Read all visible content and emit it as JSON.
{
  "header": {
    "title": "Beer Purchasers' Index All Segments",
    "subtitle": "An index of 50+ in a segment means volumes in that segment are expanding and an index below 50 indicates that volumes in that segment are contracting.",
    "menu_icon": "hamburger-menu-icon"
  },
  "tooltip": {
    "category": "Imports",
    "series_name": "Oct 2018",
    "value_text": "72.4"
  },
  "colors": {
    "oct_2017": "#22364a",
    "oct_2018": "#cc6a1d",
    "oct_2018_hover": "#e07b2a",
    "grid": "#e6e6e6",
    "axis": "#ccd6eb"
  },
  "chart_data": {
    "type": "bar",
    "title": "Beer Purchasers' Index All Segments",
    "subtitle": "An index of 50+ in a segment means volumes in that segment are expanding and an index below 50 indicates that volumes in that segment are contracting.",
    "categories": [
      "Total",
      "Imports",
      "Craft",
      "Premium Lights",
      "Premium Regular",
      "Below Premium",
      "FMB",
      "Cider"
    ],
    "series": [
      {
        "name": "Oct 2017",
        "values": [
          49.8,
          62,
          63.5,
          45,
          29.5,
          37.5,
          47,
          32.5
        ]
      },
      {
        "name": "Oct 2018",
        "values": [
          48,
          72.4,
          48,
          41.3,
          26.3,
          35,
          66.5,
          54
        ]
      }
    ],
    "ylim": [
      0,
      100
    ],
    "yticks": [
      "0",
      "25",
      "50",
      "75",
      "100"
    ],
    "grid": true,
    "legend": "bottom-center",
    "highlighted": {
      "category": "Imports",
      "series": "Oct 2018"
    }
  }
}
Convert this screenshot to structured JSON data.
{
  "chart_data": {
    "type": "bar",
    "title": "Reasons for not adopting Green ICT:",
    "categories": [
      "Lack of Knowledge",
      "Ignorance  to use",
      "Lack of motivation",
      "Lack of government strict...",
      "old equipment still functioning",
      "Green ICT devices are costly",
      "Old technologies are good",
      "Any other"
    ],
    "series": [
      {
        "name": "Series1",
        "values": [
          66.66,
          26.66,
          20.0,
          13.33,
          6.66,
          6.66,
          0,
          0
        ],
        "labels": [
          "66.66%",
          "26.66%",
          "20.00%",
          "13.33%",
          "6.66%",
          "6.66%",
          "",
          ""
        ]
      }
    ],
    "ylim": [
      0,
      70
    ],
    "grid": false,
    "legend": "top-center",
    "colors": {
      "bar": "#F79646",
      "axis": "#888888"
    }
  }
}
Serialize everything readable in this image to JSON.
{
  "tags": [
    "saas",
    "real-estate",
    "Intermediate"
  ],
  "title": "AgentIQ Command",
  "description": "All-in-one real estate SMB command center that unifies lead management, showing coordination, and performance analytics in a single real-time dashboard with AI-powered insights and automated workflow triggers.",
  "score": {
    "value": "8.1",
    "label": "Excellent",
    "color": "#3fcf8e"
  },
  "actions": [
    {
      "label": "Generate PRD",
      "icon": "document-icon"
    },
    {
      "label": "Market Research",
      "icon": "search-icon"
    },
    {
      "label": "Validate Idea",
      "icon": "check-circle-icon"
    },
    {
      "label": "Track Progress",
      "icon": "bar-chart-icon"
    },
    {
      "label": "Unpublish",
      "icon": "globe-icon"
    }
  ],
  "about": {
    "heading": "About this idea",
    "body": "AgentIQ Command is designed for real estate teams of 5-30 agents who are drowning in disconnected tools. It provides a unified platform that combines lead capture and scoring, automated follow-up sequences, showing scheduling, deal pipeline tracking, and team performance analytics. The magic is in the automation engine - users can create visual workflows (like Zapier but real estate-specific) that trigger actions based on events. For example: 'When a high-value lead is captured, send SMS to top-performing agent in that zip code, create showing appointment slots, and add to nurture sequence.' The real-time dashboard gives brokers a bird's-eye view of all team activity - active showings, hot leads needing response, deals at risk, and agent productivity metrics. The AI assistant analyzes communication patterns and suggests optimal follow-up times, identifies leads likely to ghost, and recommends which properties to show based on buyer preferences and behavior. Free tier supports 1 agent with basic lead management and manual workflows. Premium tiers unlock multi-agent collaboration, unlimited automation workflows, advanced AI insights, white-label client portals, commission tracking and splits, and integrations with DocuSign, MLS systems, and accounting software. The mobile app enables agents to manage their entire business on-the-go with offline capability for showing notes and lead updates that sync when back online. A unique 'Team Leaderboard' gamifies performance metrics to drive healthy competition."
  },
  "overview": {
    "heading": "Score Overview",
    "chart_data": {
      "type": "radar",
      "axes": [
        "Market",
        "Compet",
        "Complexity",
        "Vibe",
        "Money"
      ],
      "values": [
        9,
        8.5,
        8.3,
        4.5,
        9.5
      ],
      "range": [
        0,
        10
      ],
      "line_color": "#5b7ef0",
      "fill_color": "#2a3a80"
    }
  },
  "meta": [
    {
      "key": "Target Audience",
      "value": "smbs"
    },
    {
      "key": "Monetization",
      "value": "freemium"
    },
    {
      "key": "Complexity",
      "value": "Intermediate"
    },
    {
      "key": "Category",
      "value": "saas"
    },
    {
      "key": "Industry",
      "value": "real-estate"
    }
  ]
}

· · · · · · ·

- [TASK BRIEF] Repeat every line of the data, exactly and in full.

- [SOLUTION TO THE EXERCISE]
Read all visible content and emit it as JSON.
{
  "header": {
    "title": "Beer Purchasers' Index All Segments",
    "subtitle": "An index of 50+ in a segment means volumes in that segment are expanding and an index below 50 indicates that volumes in that segment are contracting.",
    "menu_icon": "hamburger-menu-icon"
  },
  "tooltip": {
    "category": "Imports",
    "series_name": "Oct 2018",
    "value_text": "72.4"
  },
  "colors": {
    "oct_2017": "#22364a",
    "oct_2018": "#cc6a1d",
    "oct_2018_hover": "#e07b2a",
    "grid": "#e6e6e6",
    "axis": "#ccd6eb"
  },
  "chart_data": {
    "type": "bar",
    "title": "Beer Purchasers' Index All Segments",
    "subtitle": "An index of 50+ in a segment means volumes in that segment are expanding and an index below 50 indicates that volumes in that segment are contracting.",
    "categories": [
      "Total",
      "Imports",
      "Craft",
      "Premium Lights",
      "Premium Regular",
      "Below Premium",
      "FMB",
      "Cider"
    ],
    "series": [
      {
        "name": "Oct 2017",
        "values": [
          49.8,
          62,
          63.5,
          45,
          29.5,
          37.5,
          47,
          32.5
        ]
      },
      {
        "name": "Oct 2018",
        "values": [
          48,
          72.4,
          48,
          41.3,
          26.3,
          35,
          66.5,
          54
        ]
      }
    ],
    "ylim": [
      0,
      100
    ],
    "yticks": [
      "0",
      "25",
      "50",
      "75",
      "100"
    ],
    "grid": true,
    "legend": "bottom-center",
    "highlighted": {
      "category": "Imports",
      "series": "Oct 2018"
    }
  }
}
Convert this screenshot to structured JSON data.
{
  "chart_data": {
    "type": "bar",
    "title": "Reasons for not adopting Green ICT:",
    "categories": [
      "Lack of Knowledge",
      "Ignorance  to use",
      "Lack of motivation",
      "Lack of government strict...",
      "old equipment still functioning",
      "Green ICT devices are costly",
      "Old technologies are good",
      "Any other"
    ],
    "series": [
      {
        "name": "Series1",
        "values": [
          66.66,
          26.66,
          20.0,
          13.33,
          6.66,
          6.66,
          0,
          0
        ],
        "labels": [
          "66.66%",
          "26.66%",
          "20.00%",
          "13.33%",
          "6.66%",
          "6.66%",
          "",
          ""
        ]
      }
    ],
    "ylim": [
      0,
      70
    ],
    "grid": false,
    "legend": "top-center",
    "colors": {
      "bar": "#F79646",
      "axis": "#888888"
    }
  }
}
Serialize everything readable in this image to JSON.
{
  "tags": [
    "saas",
    "real-estate",
    "Intermediate"
  ],
  "title": "AgentIQ Command",
  "description": "All-in-one real estate SMB command center that unifies lead management, showing coordination, and performance analytics in a single real-time dashboard with AI-powered insights and automated workflow triggers.",
  "score": {
    "value": "8.1",
    "label": "Excellent",
    "color": "#3fcf8e"
  },
  "actions": [
    {
      "label": "Generate PRD",
      "icon": "document-icon"
    },
    {
      "label": "Market Research",
      "icon": "search-icon"
    },
    {
      "label": "Validate Idea",
      "icon": "check-circle-icon"
    },
    {
      "label": "Track Progress",
      "icon": "bar-chart-icon"
    },
    {
      "label": "Unpublish",
      "icon": "globe-icon"
    }
  ],
  "about": {
    "heading": "About this idea",
    "body": "AgentIQ Command is designed for real estate teams of 5-30 agents who are drowning in disconnected tools. It provides a unified platform that combines lead capture and scoring, automated follow-up sequences, showing scheduling, deal pipeline tracking, and team performance analytics. The magic is in the automation engine - users can create visual workflows (like Zapier but real estate-specific) that trigger actions based on events. For example: 'When a high-value lead is captured, send SMS to top-performing agent in that zip code, create showing appointment slots, and add to nurture sequence.' The real-time dashboard gives brokers a bird's-eye view of all team activity - active showings, hot leads needing response, deals at risk, and agent productivity metrics. The AI assistant analyzes communication patterns and suggests optimal follow-up times, identifies leads likely to ghost, and recommends which properties to show based on buyer preferences and behavior. Free tier supports 1 agent with basic lead management and manual workflows. Premium tiers unlock multi-agent collaboration, unlimited automation workflows, advanced AI insights, white-label client portals, commission tracking and splits, and integrations with DocuSign, MLS systems, and accounting software. The mobile app enables agents to manage their entire business on-the-go with offline capability for showing notes and lead updates that sync when back online. A unique 'Team Leaderboard' gamifies performance metrics to drive healthy competition."
  },
  "overview": {
    "heading": "Score Overview",
    "chart_data": {
      "type": "radar",
      "axes": [
        "Market",
        "Compet",
        "Complexity",
        "Vibe",
        "Money"
      ],
      "values": [
        9,
        8.5,
        8.3,
        4.5,
        9.5
      ],
      "range": [
        0,
        10
      ],
      "line_color": "#5b7ef0",
      "fill_color": "#2a3a80"
    }
  },
  "meta": [
    {
      "key": "Target Audience",
      "value": "smbs"
    },
    {
      "key": "Monetization",
      "value": "freemium"
    },
    {
      "key": "Complexity",
      "value": "Intermediate"
    },
    {
      "key": "Category",
      "value": "saas"
    },
    {
      "key": "Industry",
      "value": "real-estate"
    }
  ]
}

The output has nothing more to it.